■ **What you will do**
In the data that follows, count every line holding the string "Aloitelaatikko" and give the count alone.

Dataset records
______________________________

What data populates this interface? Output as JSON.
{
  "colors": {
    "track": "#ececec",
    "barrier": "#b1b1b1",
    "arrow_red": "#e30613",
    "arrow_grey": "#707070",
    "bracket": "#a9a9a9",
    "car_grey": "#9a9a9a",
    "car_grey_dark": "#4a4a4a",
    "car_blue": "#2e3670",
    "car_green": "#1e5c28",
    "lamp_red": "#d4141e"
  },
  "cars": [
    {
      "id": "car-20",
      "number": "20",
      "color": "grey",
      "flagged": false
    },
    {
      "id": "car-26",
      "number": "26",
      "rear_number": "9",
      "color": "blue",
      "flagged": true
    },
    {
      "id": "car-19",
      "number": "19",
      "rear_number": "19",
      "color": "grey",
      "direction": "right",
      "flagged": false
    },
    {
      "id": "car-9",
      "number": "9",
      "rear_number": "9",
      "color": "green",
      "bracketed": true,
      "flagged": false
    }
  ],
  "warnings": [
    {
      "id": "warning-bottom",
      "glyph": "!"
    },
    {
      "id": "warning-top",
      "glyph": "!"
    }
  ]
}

______________________________

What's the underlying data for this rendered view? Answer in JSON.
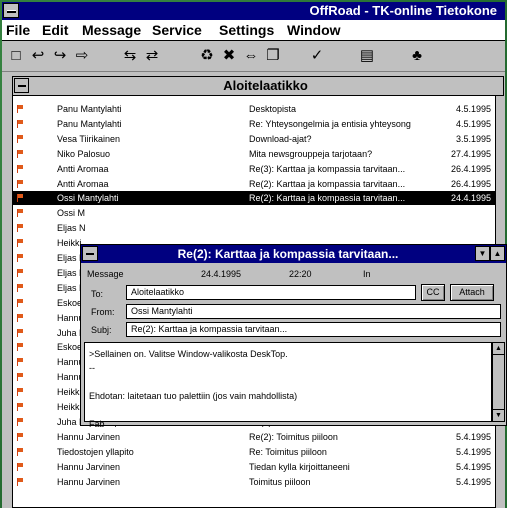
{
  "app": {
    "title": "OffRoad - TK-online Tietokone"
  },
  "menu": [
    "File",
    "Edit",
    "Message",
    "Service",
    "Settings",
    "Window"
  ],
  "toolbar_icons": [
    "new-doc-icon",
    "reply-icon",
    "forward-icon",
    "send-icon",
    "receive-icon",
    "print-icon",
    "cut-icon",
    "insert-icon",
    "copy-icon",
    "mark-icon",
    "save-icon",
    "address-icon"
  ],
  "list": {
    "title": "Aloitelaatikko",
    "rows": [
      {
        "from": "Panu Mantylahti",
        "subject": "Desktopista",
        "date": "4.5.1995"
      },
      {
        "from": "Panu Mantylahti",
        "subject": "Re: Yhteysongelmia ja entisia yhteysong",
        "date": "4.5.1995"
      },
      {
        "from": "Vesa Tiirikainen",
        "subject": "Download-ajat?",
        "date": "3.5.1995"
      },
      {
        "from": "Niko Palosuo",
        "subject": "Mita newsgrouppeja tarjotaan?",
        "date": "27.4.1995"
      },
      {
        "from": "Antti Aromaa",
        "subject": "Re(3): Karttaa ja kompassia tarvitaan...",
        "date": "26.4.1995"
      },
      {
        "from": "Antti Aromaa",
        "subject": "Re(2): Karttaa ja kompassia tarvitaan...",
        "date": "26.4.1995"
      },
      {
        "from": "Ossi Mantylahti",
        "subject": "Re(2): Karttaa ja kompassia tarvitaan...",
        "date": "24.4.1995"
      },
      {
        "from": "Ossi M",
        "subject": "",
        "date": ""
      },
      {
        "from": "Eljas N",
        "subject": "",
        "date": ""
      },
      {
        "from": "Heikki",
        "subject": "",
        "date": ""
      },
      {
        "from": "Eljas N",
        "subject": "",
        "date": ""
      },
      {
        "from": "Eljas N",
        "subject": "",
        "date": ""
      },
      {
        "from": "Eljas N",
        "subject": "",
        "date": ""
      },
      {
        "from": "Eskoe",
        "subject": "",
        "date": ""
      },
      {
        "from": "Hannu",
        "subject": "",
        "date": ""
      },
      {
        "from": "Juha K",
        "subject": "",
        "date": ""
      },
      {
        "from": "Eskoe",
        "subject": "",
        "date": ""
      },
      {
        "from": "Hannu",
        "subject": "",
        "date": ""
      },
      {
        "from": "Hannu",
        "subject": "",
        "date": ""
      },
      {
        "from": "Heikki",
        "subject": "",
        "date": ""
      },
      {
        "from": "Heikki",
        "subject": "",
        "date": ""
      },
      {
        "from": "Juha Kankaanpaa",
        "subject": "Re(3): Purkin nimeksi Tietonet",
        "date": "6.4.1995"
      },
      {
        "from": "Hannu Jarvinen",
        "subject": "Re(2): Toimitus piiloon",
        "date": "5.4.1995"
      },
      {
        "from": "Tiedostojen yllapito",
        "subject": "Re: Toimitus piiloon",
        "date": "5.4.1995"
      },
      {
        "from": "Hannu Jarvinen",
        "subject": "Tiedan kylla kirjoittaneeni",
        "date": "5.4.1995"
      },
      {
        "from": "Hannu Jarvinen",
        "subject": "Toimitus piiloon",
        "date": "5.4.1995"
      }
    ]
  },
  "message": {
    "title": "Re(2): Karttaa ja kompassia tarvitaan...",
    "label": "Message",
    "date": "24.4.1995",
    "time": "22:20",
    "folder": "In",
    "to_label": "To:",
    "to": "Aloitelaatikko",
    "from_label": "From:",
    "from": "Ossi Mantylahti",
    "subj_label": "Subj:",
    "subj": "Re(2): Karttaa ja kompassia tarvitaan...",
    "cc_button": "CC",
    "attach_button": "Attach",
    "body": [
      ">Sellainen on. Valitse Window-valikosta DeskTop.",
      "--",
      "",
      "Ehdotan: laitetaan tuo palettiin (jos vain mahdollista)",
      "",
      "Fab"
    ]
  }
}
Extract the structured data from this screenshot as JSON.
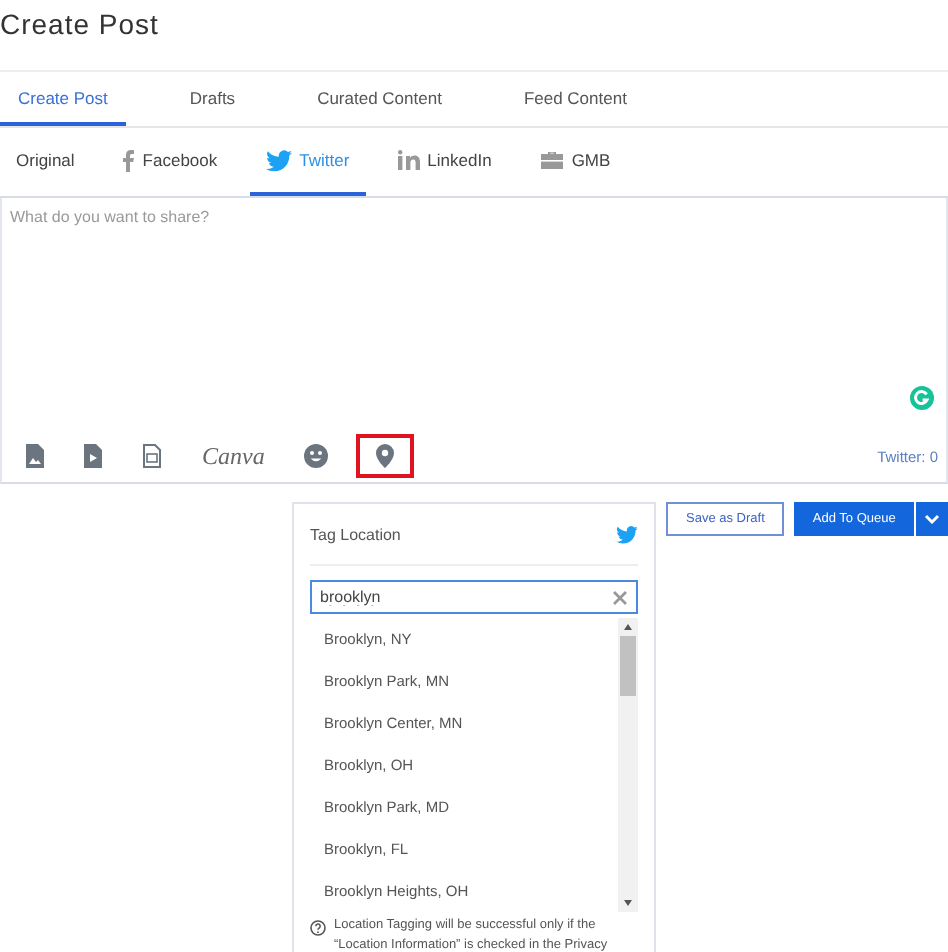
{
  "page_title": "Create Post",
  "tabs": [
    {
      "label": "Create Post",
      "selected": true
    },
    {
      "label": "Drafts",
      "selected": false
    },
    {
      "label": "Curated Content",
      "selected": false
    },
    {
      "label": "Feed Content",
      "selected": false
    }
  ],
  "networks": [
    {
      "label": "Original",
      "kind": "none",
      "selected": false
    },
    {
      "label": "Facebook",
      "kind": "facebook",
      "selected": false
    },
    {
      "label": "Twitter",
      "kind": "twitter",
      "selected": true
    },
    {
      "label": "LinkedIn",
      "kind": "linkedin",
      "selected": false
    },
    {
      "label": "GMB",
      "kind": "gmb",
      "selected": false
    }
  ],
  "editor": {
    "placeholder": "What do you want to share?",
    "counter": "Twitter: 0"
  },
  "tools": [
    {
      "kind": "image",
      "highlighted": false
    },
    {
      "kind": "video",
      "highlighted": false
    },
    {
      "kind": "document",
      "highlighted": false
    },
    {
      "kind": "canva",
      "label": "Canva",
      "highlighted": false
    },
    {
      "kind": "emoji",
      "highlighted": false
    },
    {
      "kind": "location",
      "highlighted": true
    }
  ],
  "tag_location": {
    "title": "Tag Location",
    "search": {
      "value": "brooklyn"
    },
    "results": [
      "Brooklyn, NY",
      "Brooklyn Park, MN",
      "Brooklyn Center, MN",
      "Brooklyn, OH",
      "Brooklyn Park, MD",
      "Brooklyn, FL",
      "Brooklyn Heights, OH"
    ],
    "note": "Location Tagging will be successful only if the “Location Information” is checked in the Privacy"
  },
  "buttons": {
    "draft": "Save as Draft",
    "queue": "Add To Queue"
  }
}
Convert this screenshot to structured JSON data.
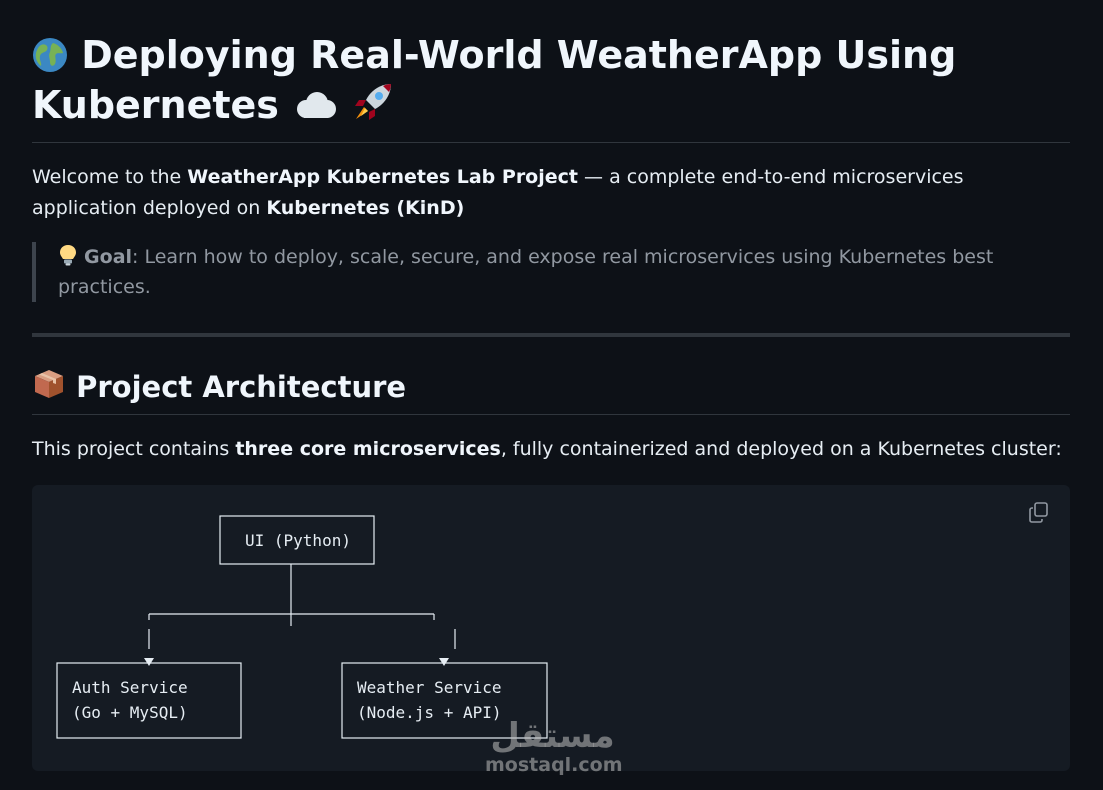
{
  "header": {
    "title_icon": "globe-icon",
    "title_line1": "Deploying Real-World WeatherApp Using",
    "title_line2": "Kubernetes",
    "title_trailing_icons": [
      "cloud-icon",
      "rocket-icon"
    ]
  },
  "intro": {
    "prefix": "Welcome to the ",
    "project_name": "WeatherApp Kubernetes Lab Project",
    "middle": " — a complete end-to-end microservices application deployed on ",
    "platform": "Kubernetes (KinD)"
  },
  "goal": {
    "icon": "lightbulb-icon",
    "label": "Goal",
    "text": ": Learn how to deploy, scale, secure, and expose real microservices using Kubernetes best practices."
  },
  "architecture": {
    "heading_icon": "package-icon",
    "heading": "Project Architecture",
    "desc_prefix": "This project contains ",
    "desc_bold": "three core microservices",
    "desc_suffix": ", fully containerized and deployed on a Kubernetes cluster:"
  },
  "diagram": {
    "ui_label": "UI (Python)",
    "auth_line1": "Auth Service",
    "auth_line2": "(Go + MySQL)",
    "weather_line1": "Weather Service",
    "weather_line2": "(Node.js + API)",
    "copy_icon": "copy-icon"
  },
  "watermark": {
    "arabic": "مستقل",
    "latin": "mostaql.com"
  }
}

______________________________

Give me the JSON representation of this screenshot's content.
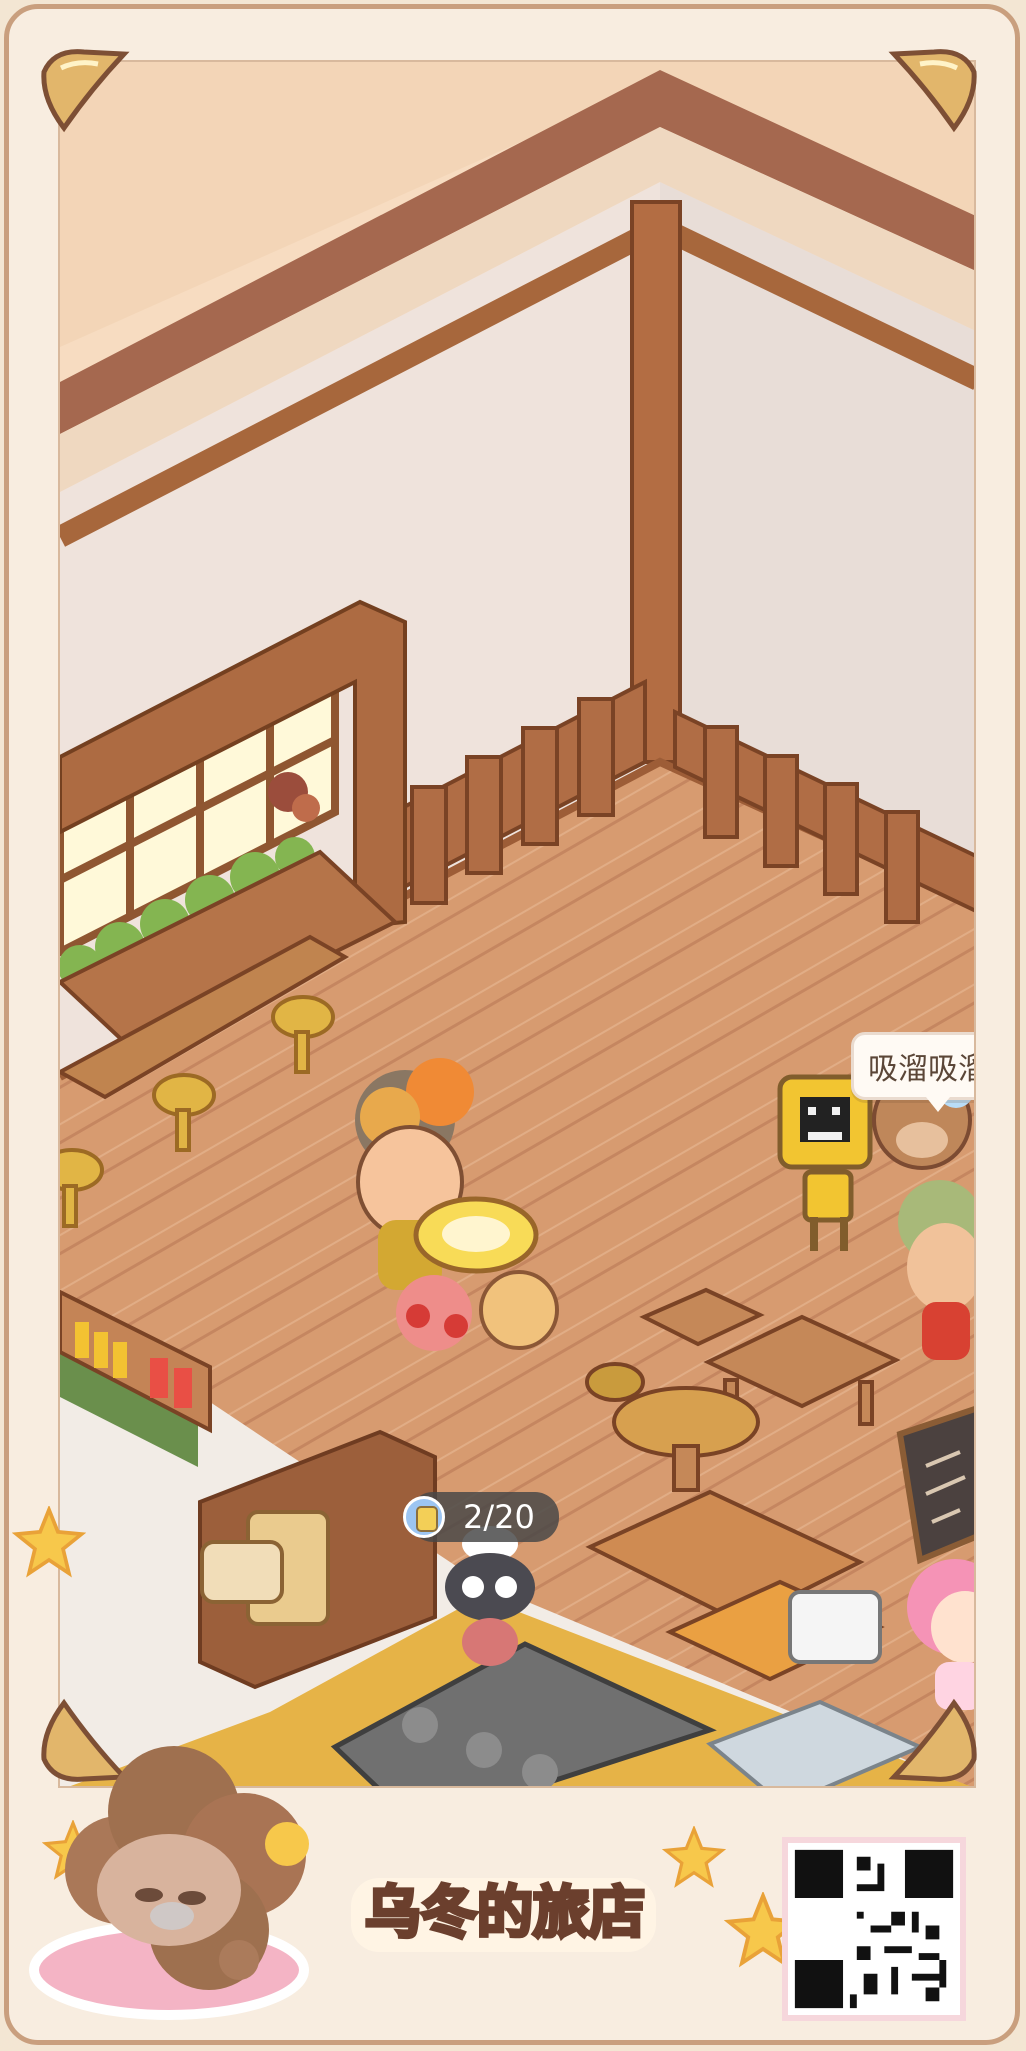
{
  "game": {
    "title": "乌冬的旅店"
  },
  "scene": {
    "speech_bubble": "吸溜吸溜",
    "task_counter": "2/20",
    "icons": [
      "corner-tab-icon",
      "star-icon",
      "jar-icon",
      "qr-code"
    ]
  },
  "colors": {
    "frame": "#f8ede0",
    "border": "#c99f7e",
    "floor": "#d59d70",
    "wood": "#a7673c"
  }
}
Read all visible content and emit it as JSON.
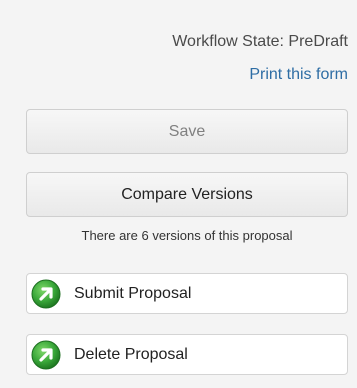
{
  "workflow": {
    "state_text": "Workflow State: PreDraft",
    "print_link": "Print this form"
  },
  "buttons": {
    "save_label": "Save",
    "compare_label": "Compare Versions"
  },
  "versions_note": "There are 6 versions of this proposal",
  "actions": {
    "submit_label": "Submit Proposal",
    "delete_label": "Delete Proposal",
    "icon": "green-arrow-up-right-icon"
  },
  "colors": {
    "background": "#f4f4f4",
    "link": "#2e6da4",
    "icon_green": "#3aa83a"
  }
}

______________________________

■ **Answer for this exercise**
2